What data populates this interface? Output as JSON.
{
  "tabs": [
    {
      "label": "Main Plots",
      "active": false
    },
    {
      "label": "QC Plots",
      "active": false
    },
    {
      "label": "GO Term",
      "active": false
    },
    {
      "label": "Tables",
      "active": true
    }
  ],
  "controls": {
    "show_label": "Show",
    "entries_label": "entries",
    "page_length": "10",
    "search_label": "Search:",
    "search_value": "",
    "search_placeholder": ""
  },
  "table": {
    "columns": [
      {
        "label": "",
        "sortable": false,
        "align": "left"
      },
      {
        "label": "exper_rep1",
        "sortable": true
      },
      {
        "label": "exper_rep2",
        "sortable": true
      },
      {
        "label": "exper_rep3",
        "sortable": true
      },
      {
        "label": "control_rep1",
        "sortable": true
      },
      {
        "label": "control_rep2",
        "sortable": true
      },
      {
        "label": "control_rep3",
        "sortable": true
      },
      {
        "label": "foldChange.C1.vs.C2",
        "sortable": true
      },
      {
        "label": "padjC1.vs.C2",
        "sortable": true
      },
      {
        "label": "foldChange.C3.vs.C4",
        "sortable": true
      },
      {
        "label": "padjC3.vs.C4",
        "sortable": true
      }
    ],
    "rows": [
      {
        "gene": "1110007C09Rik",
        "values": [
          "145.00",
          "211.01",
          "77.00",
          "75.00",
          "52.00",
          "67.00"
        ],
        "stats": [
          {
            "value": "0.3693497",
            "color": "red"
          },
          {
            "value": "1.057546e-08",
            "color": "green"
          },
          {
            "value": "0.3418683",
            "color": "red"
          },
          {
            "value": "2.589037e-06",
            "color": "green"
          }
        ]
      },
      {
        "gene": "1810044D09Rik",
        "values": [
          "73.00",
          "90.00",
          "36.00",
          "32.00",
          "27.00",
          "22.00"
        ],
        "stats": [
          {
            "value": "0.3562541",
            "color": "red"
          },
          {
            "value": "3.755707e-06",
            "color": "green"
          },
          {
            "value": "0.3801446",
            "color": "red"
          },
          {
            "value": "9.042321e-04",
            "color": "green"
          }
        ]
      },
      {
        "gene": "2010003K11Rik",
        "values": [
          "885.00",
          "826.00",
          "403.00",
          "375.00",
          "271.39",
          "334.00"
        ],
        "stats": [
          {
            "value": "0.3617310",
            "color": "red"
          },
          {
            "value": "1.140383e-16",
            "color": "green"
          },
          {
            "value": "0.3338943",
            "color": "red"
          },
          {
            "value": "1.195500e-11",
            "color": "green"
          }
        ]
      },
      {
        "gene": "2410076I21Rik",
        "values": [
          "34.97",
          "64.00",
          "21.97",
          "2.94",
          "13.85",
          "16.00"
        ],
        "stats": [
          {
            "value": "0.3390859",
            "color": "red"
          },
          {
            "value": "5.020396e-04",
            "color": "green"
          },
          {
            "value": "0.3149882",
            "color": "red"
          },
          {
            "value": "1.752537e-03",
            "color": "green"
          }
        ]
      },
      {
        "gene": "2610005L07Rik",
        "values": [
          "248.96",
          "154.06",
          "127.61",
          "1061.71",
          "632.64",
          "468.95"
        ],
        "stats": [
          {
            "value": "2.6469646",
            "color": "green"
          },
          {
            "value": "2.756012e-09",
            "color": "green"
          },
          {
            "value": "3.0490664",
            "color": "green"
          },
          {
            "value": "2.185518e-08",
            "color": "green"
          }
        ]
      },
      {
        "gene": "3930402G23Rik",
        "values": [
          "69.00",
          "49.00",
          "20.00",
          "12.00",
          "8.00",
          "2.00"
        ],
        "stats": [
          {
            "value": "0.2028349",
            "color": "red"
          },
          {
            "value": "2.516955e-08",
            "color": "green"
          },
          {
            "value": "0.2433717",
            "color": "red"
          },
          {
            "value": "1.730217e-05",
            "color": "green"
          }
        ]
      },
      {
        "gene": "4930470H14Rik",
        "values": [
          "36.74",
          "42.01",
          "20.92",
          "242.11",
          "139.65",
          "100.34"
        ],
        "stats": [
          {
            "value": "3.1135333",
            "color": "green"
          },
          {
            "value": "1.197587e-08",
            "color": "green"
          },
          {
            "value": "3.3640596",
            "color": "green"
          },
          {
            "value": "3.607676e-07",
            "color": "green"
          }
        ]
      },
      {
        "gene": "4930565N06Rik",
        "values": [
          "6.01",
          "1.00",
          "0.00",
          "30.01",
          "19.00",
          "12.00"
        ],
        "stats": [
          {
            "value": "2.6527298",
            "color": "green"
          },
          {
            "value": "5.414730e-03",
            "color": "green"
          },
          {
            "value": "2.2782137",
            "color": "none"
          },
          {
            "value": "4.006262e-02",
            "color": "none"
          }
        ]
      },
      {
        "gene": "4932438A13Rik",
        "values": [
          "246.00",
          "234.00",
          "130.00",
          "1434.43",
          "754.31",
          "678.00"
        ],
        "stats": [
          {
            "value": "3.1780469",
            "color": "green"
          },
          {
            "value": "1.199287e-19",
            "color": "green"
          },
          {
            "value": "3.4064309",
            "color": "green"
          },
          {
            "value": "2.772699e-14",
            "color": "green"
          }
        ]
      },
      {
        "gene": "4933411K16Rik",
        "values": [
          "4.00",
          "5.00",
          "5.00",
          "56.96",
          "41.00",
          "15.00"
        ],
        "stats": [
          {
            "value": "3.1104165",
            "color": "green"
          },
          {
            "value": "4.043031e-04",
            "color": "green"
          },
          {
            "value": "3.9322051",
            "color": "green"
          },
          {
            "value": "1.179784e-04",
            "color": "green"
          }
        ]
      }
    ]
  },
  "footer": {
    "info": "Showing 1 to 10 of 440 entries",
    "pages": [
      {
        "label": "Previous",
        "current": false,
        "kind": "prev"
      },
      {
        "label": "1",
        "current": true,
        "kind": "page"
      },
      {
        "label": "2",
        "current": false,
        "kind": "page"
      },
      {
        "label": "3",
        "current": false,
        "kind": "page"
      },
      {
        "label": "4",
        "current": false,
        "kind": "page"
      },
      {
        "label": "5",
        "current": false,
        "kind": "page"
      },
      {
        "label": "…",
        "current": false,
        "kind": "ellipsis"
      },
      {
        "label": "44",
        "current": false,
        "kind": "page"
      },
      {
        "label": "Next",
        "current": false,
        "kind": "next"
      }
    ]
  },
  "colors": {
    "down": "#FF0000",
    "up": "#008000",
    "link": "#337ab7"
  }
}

***

◆ Set task
Transcribe each entry exactly.

◆ Expected output
What data populates this interface? Output as JSON.
{
  "tabs": [
    {
      "label": "Main Plots",
      "active": false
    },
    {
      "label": "QC Plots",
      "active": false
    },
    {
      "label": "GO Term",
      "active": false
    },
    {
      "label": "Tables",
      "active": true
    }
  ],
  "controls": {
    "show_label": "Show",
    "entries_label": "entries",
    "page_length": "10",
    "search_label": "Search:",
    "search_value": "",
    "search_placeholder": ""
  },
  "table": {
    "columns": [
      {
        "label": "",
        "sortable": false,
        "align": "left"
      },
      {
        "label": "exper_rep1",
        "sortable": true
      },
      {
        "label": "exper_rep2",
        "sortable": true
      },
      {
        "label": "exper_rep3",
        "sortable": true
      },
      {
        "label": "control_rep1",
        "sortable": true
      },
      {
        "label": "control_rep2",
        "sortable": true
      },
      {
        "label": "control_rep3",
        "sortable": true
      },
      {
        "label": "foldChange.C1.vs.C2",
        "sortable": true
      },
      {
        "label": "padjC1.vs.C2",
        "sortable": true
      },
      {
        "label": "foldChange.C3.vs.C4",
        "sortable": true
      },
      {
        "label": "padjC3.vs.C4",
        "sortable": true
      }
    ],
    "rows": [
      {
        "gene": "1110007C09Rik",
        "values": [
          "145.00",
          "211.01",
          "77.00",
          "75.00",
          "52.00",
          "67.00"
        ],
        "stats": [
          {
            "value": "0.3693497",
            "color": "red"
          },
          {
            "value": "1.057546e-08",
            "color": "green"
          },
          {
            "value": "0.3418683",
            "color": "red"
          },
          {
            "value": "2.589037e-06",
            "color": "green"
          }
        ]
      },
      {
        "gene": "1810044D09Rik",
        "values": [
          "73.00",
          "90.00",
          "36.00",
          "32.00",
          "27.00",
          "22.00"
        ],
        "stats": [
          {
            "value": "0.3562541",
            "color": "red"
          },
          {
            "value": "3.755707e-06",
            "color": "green"
          },
          {
            "value": "0.3801446",
            "color": "red"
          },
          {
            "value": "9.042321e-04",
            "color": "green"
          }
        ]
      },
      {
        "gene": "2010003K11Rik",
        "values": [
          "885.00",
          "826.00",
          "403.00",
          "375.00",
          "271.39",
          "334.00"
        ],
        "stats": [
          {
            "value": "0.3617310",
            "color": "red"
          },
          {
            "value": "1.140383e-16",
            "color": "green"
          },
          {
            "value": "0.3338943",
            "color": "red"
          },
          {
            "value": "1.195500e-11",
            "color": "green"
          }
        ]
      },
      {
        "gene": "2410076I21Rik",
        "values": [
          "34.97",
          "64.00",
          "21.97",
          "2.94",
          "13.85",
          "16.00"
        ],
        "stats": [
          {
            "value": "0.3390859",
            "color": "red"
          },
          {
            "value": "5.020396e-04",
            "color": "green"
          },
          {
            "value": "0.3149882",
            "color": "red"
          },
          {
            "value": "1.752537e-03",
            "color": "green"
          }
        ]
      },
      {
        "gene": "2610005L07Rik",
        "values": [
          "248.96",
          "154.06",
          "127.61",
          "1061.71",
          "632.64",
          "468.95"
        ],
        "stats": [
          {
            "value": "2.6469646",
            "color": "green"
          },
          {
            "value": "2.756012e-09",
            "color": "green"
          },
          {
            "value": "3.0490664",
            "color": "green"
          },
          {
            "value": "2.185518e-08",
            "color": "green"
          }
        ]
      },
      {
        "gene": "3930402G23Rik",
        "values": [
          "69.00",
          "49.00",
          "20.00",
          "12.00",
          "8.00",
          "2.00"
        ],
        "stats": [
          {
            "value": "0.2028349",
            "color": "red"
          },
          {
            "value": "2.516955e-08",
            "color": "green"
          },
          {
            "value": "0.2433717",
            "color": "red"
          },
          {
            "value": "1.730217e-05",
            "color": "green"
          }
        ]
      },
      {
        "gene": "4930470H14Rik",
        "values": [
          "36.74",
          "42.01",
          "20.92",
          "242.11",
          "139.65",
          "100.34"
        ],
        "stats": [
          {
            "value": "3.1135333",
            "color": "green"
          },
          {
            "value": "1.197587e-08",
            "color": "green"
          },
          {
            "value": "3.3640596",
            "color": "green"
          },
          {
            "value": "3.607676e-07",
            "color": "green"
          }
        ]
      },
      {
        "gene": "4930565N06Rik",
        "values": [
          "6.01",
          "1.00",
          "0.00",
          "30.01",
          "19.00",
          "12.00"
        ],
        "stats": [
          {
            "value": "2.6527298",
            "color": "green"
          },
          {
            "value": "5.414730e-03",
            "color": "green"
          },
          {
            "value": "2.2782137",
            "color": "none"
          },
          {
            "value": "4.006262e-02",
            "color": "none"
          }
        ]
      },
      {
        "gene": "4932438A13Rik",
        "values": [
          "246.00",
          "234.00",
          "130.00",
          "1434.43",
          "754.31",
          "678.00"
        ],
        "stats": [
          {
            "value": "3.1780469",
            "color": "green"
          },
          {
            "value": "1.199287e-19",
            "color": "green"
          },
          {
            "value": "3.4064309",
            "color": "green"
          },
          {
            "value": "2.772699e-14",
            "color": "green"
          }
        ]
      },
      {
        "gene": "4933411K16Rik",
        "values": [
          "4.00",
          "5.00",
          "5.00",
          "56.96",
          "41.00",
          "15.00"
        ],
        "stats": [
          {
            "value": "3.1104165",
            "color": "green"
          },
          {
            "value": "4.043031e-04",
            "color": "green"
          },
          {
            "value": "3.9322051",
            "color": "green"
          },
          {
            "value": "1.179784e-04",
            "color": "green"
          }
        ]
      }
    ]
  },
  "footer": {
    "info": "Showing 1 to 10 of 440 entries",
    "pages": [
      {
        "label": "Previous",
        "current": false,
        "kind": "prev"
      },
      {
        "label": "1",
        "current": true,
        "kind": "page"
      },
      {
        "label": "2",
        "current": false,
        "kind": "page"
      },
      {
        "label": "3",
        "current": false,
        "kind": "page"
      },
      {
        "label": "4",
        "current": false,
        "kind": "page"
      },
      {
        "label": "5",
        "current": false,
        "kind": "page"
      },
      {
        "label": "…",
        "current": false,
        "kind": "ellipsis"
      },
      {
        "label": "44",
        "current": false,
        "kind": "page"
      },
      {
        "label": "Next",
        "current": false,
        "kind": "next"
      }
    ]
  },
  "colors": {
    "down": "#FF0000",
    "up": "#008000",
    "link": "#337ab7"
  }
}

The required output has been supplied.